▼
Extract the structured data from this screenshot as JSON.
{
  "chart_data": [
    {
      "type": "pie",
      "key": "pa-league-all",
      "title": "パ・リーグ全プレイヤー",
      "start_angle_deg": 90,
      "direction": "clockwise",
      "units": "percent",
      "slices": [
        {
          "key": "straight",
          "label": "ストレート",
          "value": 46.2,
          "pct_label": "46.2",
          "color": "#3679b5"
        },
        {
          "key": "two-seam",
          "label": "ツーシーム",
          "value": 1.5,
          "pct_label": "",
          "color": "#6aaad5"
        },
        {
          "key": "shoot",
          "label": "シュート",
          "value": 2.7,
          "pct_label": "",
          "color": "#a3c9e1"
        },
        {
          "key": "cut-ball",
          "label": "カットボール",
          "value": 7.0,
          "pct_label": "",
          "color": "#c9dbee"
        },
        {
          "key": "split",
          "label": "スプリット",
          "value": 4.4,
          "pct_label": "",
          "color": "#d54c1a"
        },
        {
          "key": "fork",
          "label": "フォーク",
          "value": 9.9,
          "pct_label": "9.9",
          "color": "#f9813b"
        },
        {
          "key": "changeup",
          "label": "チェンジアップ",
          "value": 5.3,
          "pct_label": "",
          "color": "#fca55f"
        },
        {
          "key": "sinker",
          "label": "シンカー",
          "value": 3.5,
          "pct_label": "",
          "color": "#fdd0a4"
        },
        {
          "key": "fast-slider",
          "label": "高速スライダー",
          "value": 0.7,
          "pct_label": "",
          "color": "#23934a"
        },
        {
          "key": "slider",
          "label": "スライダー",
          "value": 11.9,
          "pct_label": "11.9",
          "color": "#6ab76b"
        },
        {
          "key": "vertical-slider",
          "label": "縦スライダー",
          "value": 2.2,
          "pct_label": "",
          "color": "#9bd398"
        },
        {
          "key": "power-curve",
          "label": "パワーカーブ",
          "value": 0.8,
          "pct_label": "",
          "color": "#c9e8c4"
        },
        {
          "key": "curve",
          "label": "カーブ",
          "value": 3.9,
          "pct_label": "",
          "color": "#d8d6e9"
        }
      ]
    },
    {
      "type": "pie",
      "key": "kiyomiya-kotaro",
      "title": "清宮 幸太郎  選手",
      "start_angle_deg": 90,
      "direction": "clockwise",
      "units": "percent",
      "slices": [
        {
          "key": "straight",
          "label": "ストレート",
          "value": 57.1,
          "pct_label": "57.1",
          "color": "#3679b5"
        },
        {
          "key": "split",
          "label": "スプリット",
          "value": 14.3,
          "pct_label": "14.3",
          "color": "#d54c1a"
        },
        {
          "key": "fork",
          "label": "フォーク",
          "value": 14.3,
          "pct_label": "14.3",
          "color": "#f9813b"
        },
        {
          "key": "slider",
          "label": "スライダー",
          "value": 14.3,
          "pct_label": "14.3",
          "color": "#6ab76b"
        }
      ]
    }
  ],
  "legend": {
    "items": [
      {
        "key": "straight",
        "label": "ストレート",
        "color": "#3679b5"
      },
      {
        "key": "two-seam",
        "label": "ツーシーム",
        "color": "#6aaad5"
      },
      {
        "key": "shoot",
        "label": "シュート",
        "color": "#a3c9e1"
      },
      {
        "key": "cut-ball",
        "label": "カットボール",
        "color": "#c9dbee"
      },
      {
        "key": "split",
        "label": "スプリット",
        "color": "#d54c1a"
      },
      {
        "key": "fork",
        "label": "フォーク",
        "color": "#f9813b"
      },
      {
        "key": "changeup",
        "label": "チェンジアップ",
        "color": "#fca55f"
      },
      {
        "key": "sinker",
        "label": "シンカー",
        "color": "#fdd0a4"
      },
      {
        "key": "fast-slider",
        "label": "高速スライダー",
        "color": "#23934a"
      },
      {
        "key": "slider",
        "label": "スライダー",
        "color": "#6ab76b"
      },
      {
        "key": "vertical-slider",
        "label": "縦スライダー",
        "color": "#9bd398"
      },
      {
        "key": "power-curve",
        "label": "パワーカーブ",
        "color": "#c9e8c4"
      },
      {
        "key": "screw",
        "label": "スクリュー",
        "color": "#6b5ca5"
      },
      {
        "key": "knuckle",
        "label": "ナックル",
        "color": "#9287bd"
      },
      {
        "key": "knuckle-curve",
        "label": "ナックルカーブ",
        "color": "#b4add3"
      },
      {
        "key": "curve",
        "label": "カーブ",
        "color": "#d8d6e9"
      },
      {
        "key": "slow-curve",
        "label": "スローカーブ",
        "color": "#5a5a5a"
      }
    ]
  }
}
▲
Each line above is to be repeated exactly.

Extract the structured data from this screenshot as JSON.
{
  "chart_data": [
    {
      "type": "pie",
      "key": "pa-league-all",
      "title": "パ・リーグ全プレイヤー",
      "start_angle_deg": 90,
      "direction": "clockwise",
      "units": "percent",
      "slices": [
        {
          "key": "straight",
          "label": "ストレート",
          "value": 46.2,
          "pct_label": "46.2",
          "color": "#3679b5"
        },
        {
          "key": "two-seam",
          "label": "ツーシーム",
          "value": 1.5,
          "pct_label": "",
          "color": "#6aaad5"
        },
        {
          "key": "shoot",
          "label": "シュート",
          "value": 2.7,
          "pct_label": "",
          "color": "#a3c9e1"
        },
        {
          "key": "cut-ball",
          "label": "カットボール",
          "value": 7.0,
          "pct_label": "",
          "color": "#c9dbee"
        },
        {
          "key": "split",
          "label": "スプリット",
          "value": 4.4,
          "pct_label": "",
          "color": "#d54c1a"
        },
        {
          "key": "fork",
          "label": "フォーク",
          "value": 9.9,
          "pct_label": "9.9",
          "color": "#f9813b"
        },
        {
          "key": "changeup",
          "label": "チェンジアップ",
          "value": 5.3,
          "pct_label": "",
          "color": "#fca55f"
        },
        {
          "key": "sinker",
          "label": "シンカー",
          "value": 3.5,
          "pct_label": "",
          "color": "#fdd0a4"
        },
        {
          "key": "fast-slider",
          "label": "高速スライダー",
          "value": 0.7,
          "pct_label": "",
          "color": "#23934a"
        },
        {
          "key": "slider",
          "label": "スライダー",
          "value": 11.9,
          "pct_label": "11.9",
          "color": "#6ab76b"
        },
        {
          "key": "vertical-slider",
          "label": "縦スライダー",
          "value": 2.2,
          "pct_label": "",
          "color": "#9bd398"
        },
        {
          "key": "power-curve",
          "label": "パワーカーブ",
          "value": 0.8,
          "pct_label": "",
          "color": "#c9e8c4"
        },
        {
          "key": "curve",
          "label": "カーブ",
          "value": 3.9,
          "pct_label": "",
          "color": "#d8d6e9"
        }
      ]
    },
    {
      "type": "pie",
      "key": "kiyomiya-kotaro",
      "title": "清宮 幸太郎  選手",
      "start_angle_deg": 90,
      "direction": "clockwise",
      "units": "percent",
      "slices": [
        {
          "key": "straight",
          "label": "ストレート",
          "value": 57.1,
          "pct_label": "57.1",
          "color": "#3679b5"
        },
        {
          "key": "split",
          "label": "スプリット",
          "value": 14.3,
          "pct_label": "14.3",
          "color": "#d54c1a"
        },
        {
          "key": "fork",
          "label": "フォーク",
          "value": 14.3,
          "pct_label": "14.3",
          "color": "#f9813b"
        },
        {
          "key": "slider",
          "label": "スライダー",
          "value": 14.3,
          "pct_label": "14.3",
          "color": "#6ab76b"
        }
      ]
    }
  ],
  "legend": {
    "items": [
      {
        "key": "straight",
        "label": "ストレート",
        "color": "#3679b5"
      },
      {
        "key": "two-seam",
        "label": "ツーシーム",
        "color": "#6aaad5"
      },
      {
        "key": "shoot",
        "label": "シュート",
        "color": "#a3c9e1"
      },
      {
        "key": "cut-ball",
        "label": "カットボール",
        "color": "#c9dbee"
      },
      {
        "key": "split",
        "label": "スプリット",
        "color": "#d54c1a"
      },
      {
        "key": "fork",
        "label": "フォーク",
        "color": "#f9813b"
      },
      {
        "key": "changeup",
        "label": "チェンジアップ",
        "color": "#fca55f"
      },
      {
        "key": "sinker",
        "label": "シンカー",
        "color": "#fdd0a4"
      },
      {
        "key": "fast-slider",
        "label": "高速スライダー",
        "color": "#23934a"
      },
      {
        "key": "slider",
        "label": "スライダー",
        "color": "#6ab76b"
      },
      {
        "key": "vertical-slider",
        "label": "縦スライダー",
        "color": "#9bd398"
      },
      {
        "key": "power-curve",
        "label": "パワーカーブ",
        "color": "#c9e8c4"
      },
      {
        "key": "screw",
        "label": "スクリュー",
        "color": "#6b5ca5"
      },
      {
        "key": "knuckle",
        "label": "ナックル",
        "color": "#9287bd"
      },
      {
        "key": "knuckle-curve",
        "label": "ナックルカーブ",
        "color": "#b4add3"
      },
      {
        "key": "curve",
        "label": "カーブ",
        "color": "#d8d6e9"
      },
      {
        "key": "slow-curve",
        "label": "スローカーブ",
        "color": "#5a5a5a"
      }
    ]
  }
}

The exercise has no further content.